* _EXERCISE INSTRUCTIONS_
Write the material out again exactly as it stands.

— Begin DATA PROVIDED —

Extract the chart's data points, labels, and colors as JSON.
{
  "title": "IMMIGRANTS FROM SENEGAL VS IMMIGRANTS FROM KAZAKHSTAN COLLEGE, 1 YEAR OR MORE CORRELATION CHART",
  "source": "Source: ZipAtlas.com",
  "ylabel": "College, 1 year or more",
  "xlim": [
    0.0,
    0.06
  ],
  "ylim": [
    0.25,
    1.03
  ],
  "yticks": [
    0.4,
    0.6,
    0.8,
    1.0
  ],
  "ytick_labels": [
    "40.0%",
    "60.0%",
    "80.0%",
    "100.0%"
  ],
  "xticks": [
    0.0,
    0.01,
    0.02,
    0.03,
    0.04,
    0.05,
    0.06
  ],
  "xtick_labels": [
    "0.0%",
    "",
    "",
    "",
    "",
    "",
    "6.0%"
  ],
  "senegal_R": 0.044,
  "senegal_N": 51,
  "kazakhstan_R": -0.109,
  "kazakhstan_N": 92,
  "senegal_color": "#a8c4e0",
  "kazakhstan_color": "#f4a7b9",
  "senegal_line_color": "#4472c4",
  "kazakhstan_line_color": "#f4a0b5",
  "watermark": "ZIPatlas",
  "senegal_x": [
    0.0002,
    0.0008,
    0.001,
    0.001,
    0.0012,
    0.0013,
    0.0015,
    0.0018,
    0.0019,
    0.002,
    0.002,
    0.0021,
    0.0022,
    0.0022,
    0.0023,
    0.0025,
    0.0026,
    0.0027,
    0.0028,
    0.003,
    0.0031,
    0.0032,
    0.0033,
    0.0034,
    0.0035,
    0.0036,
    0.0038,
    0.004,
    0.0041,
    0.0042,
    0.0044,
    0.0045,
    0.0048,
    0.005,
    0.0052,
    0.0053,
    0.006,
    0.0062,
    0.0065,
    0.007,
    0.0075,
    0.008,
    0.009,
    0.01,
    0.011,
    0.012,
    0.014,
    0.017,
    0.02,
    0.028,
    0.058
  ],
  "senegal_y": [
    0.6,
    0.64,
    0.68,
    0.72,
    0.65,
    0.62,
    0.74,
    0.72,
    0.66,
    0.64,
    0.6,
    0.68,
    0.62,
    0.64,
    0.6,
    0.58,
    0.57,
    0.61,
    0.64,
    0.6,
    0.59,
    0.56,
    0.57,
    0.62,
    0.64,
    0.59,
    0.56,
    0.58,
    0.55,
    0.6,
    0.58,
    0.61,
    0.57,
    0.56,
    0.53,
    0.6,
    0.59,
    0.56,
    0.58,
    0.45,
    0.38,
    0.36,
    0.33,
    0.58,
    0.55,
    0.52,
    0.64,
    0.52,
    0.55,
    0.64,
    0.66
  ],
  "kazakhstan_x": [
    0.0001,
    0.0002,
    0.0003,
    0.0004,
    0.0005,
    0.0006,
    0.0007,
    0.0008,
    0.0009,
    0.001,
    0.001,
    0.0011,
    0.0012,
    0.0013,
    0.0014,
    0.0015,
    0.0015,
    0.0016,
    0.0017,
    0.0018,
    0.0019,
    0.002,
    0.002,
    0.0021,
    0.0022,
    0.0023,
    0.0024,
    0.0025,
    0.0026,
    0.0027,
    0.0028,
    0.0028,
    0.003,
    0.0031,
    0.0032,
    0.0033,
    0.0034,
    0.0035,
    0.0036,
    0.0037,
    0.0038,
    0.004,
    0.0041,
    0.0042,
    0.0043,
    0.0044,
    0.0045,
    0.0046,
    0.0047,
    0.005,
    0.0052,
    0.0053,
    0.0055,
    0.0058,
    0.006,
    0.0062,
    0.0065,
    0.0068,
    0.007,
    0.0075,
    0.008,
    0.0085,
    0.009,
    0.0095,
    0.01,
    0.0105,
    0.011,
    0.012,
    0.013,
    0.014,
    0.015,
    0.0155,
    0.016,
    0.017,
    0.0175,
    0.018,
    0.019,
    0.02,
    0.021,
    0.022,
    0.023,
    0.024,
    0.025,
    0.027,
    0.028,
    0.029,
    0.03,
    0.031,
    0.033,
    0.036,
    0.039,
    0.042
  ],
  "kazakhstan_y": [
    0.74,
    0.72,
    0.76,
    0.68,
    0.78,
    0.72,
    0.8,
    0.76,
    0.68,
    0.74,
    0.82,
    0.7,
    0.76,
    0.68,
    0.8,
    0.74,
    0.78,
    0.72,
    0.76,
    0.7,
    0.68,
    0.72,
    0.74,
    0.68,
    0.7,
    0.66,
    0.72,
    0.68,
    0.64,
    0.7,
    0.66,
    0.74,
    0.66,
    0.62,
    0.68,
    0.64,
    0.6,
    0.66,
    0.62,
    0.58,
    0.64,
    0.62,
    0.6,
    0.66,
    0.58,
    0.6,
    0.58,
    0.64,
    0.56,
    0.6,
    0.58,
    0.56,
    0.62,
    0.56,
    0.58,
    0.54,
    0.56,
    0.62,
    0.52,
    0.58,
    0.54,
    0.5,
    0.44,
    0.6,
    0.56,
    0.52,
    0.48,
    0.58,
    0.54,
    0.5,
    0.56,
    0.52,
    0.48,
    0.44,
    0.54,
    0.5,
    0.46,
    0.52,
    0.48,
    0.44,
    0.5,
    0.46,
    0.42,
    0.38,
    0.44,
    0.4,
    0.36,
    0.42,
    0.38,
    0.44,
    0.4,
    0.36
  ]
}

— End DATA PROVIDED —

* _THE RESULT_
Extract the chart's data points, labels, and colors as JSON.
{
  "title": "IMMIGRANTS FROM SENEGAL VS IMMIGRANTS FROM KAZAKHSTAN COLLEGE, 1 YEAR OR MORE CORRELATION CHART",
  "source": "Source: ZipAtlas.com",
  "ylabel": "College, 1 year or more",
  "xlim": [
    0.0,
    0.06
  ],
  "ylim": [
    0.25,
    1.03
  ],
  "yticks": [
    0.4,
    0.6,
    0.8,
    1.0
  ],
  "ytick_labels": [
    "40.0%",
    "60.0%",
    "80.0%",
    "100.0%"
  ],
  "xticks": [
    0.0,
    0.01,
    0.02,
    0.03,
    0.04,
    0.05,
    0.06
  ],
  "xtick_labels": [
    "0.0%",
    "",
    "",
    "",
    "",
    "",
    "6.0%"
  ],
  "senegal_R": 0.044,
  "senegal_N": 51,
  "kazakhstan_R": -0.109,
  "kazakhstan_N": 92,
  "senegal_color": "#a8c4e0",
  "kazakhstan_color": "#f4a7b9",
  "senegal_line_color": "#4472c4",
  "kazakhstan_line_color": "#f4a0b5",
  "watermark": "ZIPatlas",
  "senegal_x": [
    0.0002,
    0.0008,
    0.001,
    0.001,
    0.0012,
    0.0013,
    0.0015,
    0.0018,
    0.0019,
    0.002,
    0.002,
    0.0021,
    0.0022,
    0.0022,
    0.0023,
    0.0025,
    0.0026,
    0.0027,
    0.0028,
    0.003,
    0.0031,
    0.0032,
    0.0033,
    0.0034,
    0.0035,
    0.0036,
    0.0038,
    0.004,
    0.0041,
    0.0042,
    0.0044,
    0.0045,
    0.0048,
    0.005,
    0.0052,
    0.0053,
    0.006,
    0.0062,
    0.0065,
    0.007,
    0.0075,
    0.008,
    0.009,
    0.01,
    0.011,
    0.012,
    0.014,
    0.017,
    0.02,
    0.028,
    0.058
  ],
  "senegal_y": [
    0.6,
    0.64,
    0.68,
    0.72,
    0.65,
    0.62,
    0.74,
    0.72,
    0.66,
    0.64,
    0.6,
    0.68,
    0.62,
    0.64,
    0.6,
    0.58,
    0.57,
    0.61,
    0.64,
    0.6,
    0.59,
    0.56,
    0.57,
    0.62,
    0.64,
    0.59,
    0.56,
    0.58,
    0.55,
    0.6,
    0.58,
    0.61,
    0.57,
    0.56,
    0.53,
    0.6,
    0.59,
    0.56,
    0.58,
    0.45,
    0.38,
    0.36,
    0.33,
    0.58,
    0.55,
    0.52,
    0.64,
    0.52,
    0.55,
    0.64,
    0.66
  ],
  "kazakhstan_x": [
    0.0001,
    0.0002,
    0.0003,
    0.0004,
    0.0005,
    0.0006,
    0.0007,
    0.0008,
    0.0009,
    0.001,
    0.001,
    0.0011,
    0.0012,
    0.0013,
    0.0014,
    0.0015,
    0.0015,
    0.0016,
    0.0017,
    0.0018,
    0.0019,
    0.002,
    0.002,
    0.0021,
    0.0022,
    0.0023,
    0.0024,
    0.0025,
    0.0026,
    0.0027,
    0.0028,
    0.0028,
    0.003,
    0.0031,
    0.0032,
    0.0033,
    0.0034,
    0.0035,
    0.0036,
    0.0037,
    0.0038,
    0.004,
    0.0041,
    0.0042,
    0.0043,
    0.0044,
    0.0045,
    0.0046,
    0.0047,
    0.005,
    0.0052,
    0.0053,
    0.0055,
    0.0058,
    0.006,
    0.0062,
    0.0065,
    0.0068,
    0.007,
    0.0075,
    0.008,
    0.0085,
    0.009,
    0.0095,
    0.01,
    0.0105,
    0.011,
    0.012,
    0.013,
    0.014,
    0.015,
    0.0155,
    0.016,
    0.017,
    0.0175,
    0.018,
    0.019,
    0.02,
    0.021,
    0.022,
    0.023,
    0.024,
    0.025,
    0.027,
    0.028,
    0.029,
    0.03,
    0.031,
    0.033,
    0.036,
    0.039,
    0.042
  ],
  "kazakhstan_y": [
    0.74,
    0.72,
    0.76,
    0.68,
    0.78,
    0.72,
    0.8,
    0.76,
    0.68,
    0.74,
    0.82,
    0.7,
    0.76,
    0.68,
    0.8,
    0.74,
    0.78,
    0.72,
    0.76,
    0.7,
    0.68,
    0.72,
    0.74,
    0.68,
    0.7,
    0.66,
    0.72,
    0.68,
    0.64,
    0.7,
    0.66,
    0.74,
    0.66,
    0.62,
    0.68,
    0.64,
    0.6,
    0.66,
    0.62,
    0.58,
    0.64,
    0.62,
    0.6,
    0.66,
    0.58,
    0.6,
    0.58,
    0.64,
    0.56,
    0.6,
    0.58,
    0.56,
    0.62,
    0.56,
    0.58,
    0.54,
    0.56,
    0.62,
    0.52,
    0.58,
    0.54,
    0.5,
    0.44,
    0.6,
    0.56,
    0.52,
    0.48,
    0.58,
    0.54,
    0.5,
    0.56,
    0.52,
    0.48,
    0.44,
    0.54,
    0.5,
    0.46,
    0.52,
    0.48,
    0.44,
    0.5,
    0.46,
    0.42,
    0.38,
    0.44,
    0.4,
    0.36,
    0.42,
    0.38,
    0.44,
    0.4,
    0.36
  ]
}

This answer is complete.